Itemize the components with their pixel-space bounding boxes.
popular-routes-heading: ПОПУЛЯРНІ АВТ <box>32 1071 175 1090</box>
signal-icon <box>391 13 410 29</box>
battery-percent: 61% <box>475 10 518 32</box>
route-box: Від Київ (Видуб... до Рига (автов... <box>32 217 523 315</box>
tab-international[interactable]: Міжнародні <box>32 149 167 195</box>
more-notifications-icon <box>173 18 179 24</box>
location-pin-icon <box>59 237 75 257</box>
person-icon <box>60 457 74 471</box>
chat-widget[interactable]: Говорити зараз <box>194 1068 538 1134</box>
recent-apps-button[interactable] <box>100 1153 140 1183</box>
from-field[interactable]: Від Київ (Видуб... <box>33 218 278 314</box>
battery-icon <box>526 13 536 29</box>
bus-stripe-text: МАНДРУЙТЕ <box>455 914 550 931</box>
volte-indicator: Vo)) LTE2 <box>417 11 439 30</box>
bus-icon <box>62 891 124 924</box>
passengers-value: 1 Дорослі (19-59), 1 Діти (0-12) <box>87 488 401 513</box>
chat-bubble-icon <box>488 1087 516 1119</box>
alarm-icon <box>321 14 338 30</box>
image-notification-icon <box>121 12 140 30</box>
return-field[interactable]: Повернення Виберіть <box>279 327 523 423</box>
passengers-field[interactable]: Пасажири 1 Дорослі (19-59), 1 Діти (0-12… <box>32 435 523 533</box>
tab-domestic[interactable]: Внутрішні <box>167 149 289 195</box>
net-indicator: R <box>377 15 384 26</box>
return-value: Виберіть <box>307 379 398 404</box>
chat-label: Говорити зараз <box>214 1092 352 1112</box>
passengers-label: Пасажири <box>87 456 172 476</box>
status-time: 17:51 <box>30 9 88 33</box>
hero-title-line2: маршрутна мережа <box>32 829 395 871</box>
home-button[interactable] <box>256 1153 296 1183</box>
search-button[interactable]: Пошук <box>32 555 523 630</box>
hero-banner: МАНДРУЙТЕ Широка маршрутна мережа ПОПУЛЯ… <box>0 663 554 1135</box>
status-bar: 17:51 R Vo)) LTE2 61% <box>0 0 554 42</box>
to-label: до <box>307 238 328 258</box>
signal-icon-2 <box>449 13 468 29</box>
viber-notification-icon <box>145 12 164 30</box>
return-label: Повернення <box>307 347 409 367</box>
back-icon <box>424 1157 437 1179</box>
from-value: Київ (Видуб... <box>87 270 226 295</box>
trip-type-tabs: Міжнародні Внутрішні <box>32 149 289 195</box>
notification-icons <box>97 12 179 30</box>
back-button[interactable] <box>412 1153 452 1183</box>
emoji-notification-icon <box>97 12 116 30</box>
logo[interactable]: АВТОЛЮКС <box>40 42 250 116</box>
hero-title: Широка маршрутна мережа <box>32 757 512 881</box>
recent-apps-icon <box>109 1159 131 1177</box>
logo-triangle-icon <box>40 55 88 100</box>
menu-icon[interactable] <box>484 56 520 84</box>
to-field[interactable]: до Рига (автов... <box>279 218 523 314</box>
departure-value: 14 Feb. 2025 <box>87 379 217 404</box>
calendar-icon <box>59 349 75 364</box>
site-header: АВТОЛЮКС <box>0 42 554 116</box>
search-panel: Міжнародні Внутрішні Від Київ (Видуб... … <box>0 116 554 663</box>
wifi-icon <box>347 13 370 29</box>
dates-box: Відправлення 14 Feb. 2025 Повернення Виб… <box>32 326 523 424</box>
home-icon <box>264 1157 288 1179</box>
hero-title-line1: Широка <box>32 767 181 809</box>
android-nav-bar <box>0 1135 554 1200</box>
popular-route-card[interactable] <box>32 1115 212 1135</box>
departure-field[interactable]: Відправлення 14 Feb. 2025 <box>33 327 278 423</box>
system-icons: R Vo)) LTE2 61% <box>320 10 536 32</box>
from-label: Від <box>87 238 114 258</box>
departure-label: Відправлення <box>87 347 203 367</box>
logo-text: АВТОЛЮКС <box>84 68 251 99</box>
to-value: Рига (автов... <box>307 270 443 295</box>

• • • •

Lay out every line of the records above as a Markdown table with two columns, No. and Text. Number the rows in order and leave out any blank lines.

| No. | Text |
|---|---|
| 1 | Itemize the components with their pixel-space bounding boxes. |
| 2 | popular-routes-heading: ПОПУЛЯРНІ АВТ <box>32 1071 175 1090</box> |
| 3 | signal-icon <box>391 13 410 29</box> |
| 4 | battery-percent: 61% <box>475 10 518 32</box> |
| 5 | route-box: Від Київ (Видуб... до Рига (автов... <box>32 217 523 315</box> |
| 6 | tab-international[interactable]: Міжнародні <box>32 149 167 195</box> |
| 7 | more-notifications-icon <box>173 18 179 24</box> |
| 8 | location-pin-icon <box>59 237 75 257</box> |
| 9 | person-icon <box>60 457 74 471</box> |
| 10 | chat-widget[interactable]: Говорити зараз <box>194 1068 538 1134</box> |
| 11 | recent-apps-button[interactable] <box>100 1153 140 1183</box> |
| 12 | from-field[interactable]: Від Київ (Видуб... <box>33 218 278 314</box> |
| 13 | battery-icon <box>526 13 536 29</box> |
| 14 | bus-stripe-text: МАНДРУЙТЕ <box>455 914 550 931</box> |
| 15 | volte-indicator: Vo)) LTE2 <box>417 11 439 30</box> |
| 16 | bus-icon <box>62 891 124 924</box> |
| 17 | passengers-value: 1 Дорослі (19-59), 1 Діти (0-12) <box>87 488 401 513</box> |
| 18 | chat-bubble-icon <box>488 1087 516 1119</box> |
| 19 | alarm-icon <box>321 14 338 30</box> |
| 20 | image-notification-icon <box>121 12 140 30</box> |
| 21 | return-field[interactable]: Повернення Виберіть <box>279 327 523 423</box> |
| 22 | passengers-field[interactable]: Пасажири 1 Дорослі (19-59), 1 Діти (0-12… <box>32 435 523 533</box> |
| 23 | tab-domestic[interactable]: Внутрішні <box>167 149 289 195</box> |
| 24 | net-indicator: R <box>377 15 384 26</box> |
| 25 | return-value: Виберіть <box>307 379 398 404</box> |
| 26 | chat-label: Говорити зараз <box>214 1092 352 1112</box> |
| 27 | passengers-label: Пасажири <box>87 456 172 476</box> |
| 28 | status-time: 17:51 <box>30 9 88 33</box> |
| 29 | hero-title-line2: маршрутна мережа <box>32 829 395 871</box> |
| 30 | home-button[interactable] <box>256 1153 296 1183</box> |
| 31 | search-button[interactable]: Пошук <box>32 555 523 630</box> |
| 32 | hero-banner: МАНДРУЙТЕ Широка маршрутна мережа ПОПУЛЯ… <box>0 663 554 1135</box> |
| 33 | status-bar: 17:51 R Vo)) LTE2 61% <box>0 0 554 42</box> |
| 34 | to-label: до <box>307 238 328 258</box> |
| 35 | signal-icon-2 <box>449 13 468 29</box> |
| 36 | viber-notification-icon <box>145 12 164 30</box> |
| 37 | return-label: Повернення <box>307 347 409 367</box> |
| 38 | back-icon <box>424 1157 437 1179</box> |
| 39 | from-value: Київ (Видуб... <box>87 270 226 295</box> |
| 40 | trip-type-tabs: Міжнародні Внутрішні <box>32 149 289 195</box> |
| 41 | notification-icons <box>97 12 179 30</box> |
| 42 | back-button[interactable] <box>412 1153 452 1183</box> |
| 43 | emoji-notification-icon <box>97 12 116 30</box> |
| 44 | logo[interactable]: АВТОЛЮКС <box>40 42 250 116</box> |
| 45 | hero-title: Широка маршрутна мережа <box>32 757 512 881</box> |
| 46 | recent-apps-icon <box>109 1159 131 1177</box> |
| 47 | logo-triangle-icon <box>40 55 88 100</box> |
| 48 | menu-icon[interactable] <box>484 56 520 84</box> |
| 49 | to-field[interactable]: до Рига (автов... <box>279 218 523 314</box> |
| 50 | departure-value: 14 Feb. 2025 <box>87 379 217 404</box> |
| 51 | calendar-icon <box>59 349 75 364</box> |
| 52 | site-header: АВТОЛЮКС <box>0 42 554 116</box> |
| 53 | search-panel: Міжнародні Внутрішні Від Київ (Видуб... … <box>0 116 554 663</box> |
| 54 | wifi-icon <box>347 13 370 29</box> |
| 55 | dates-box: Відправлення 14 Feb. 2025 Повернення Виб… <box>32 326 523 424</box> |
| 56 | home-icon <box>264 1157 288 1179</box> |
| 57 | hero-title-line1: Широка <box>32 767 181 809</box> |
| 58 | android-nav-bar <box>0 1135 554 1200</box> |
| 59 | popular-route-card[interactable] <box>32 1115 212 1135</box> |
| 60 | departure-field[interactable]: Відправлення 14 Feb. 2025 <box>33 327 278 423</box> |
| 61 | system-icons: R Vo)) LTE2 61% <box>320 10 536 32</box> |
| 62 | from-label: Від <box>87 238 114 258</box> |
| 63 | departure-label: Відправлення <box>87 347 203 367</box> |
| 64 | logo-text: АВТОЛЮКС <box>84 68 251 99</box> |
| 65 | to-value: Рига (автов... <box>307 270 443 295</box> |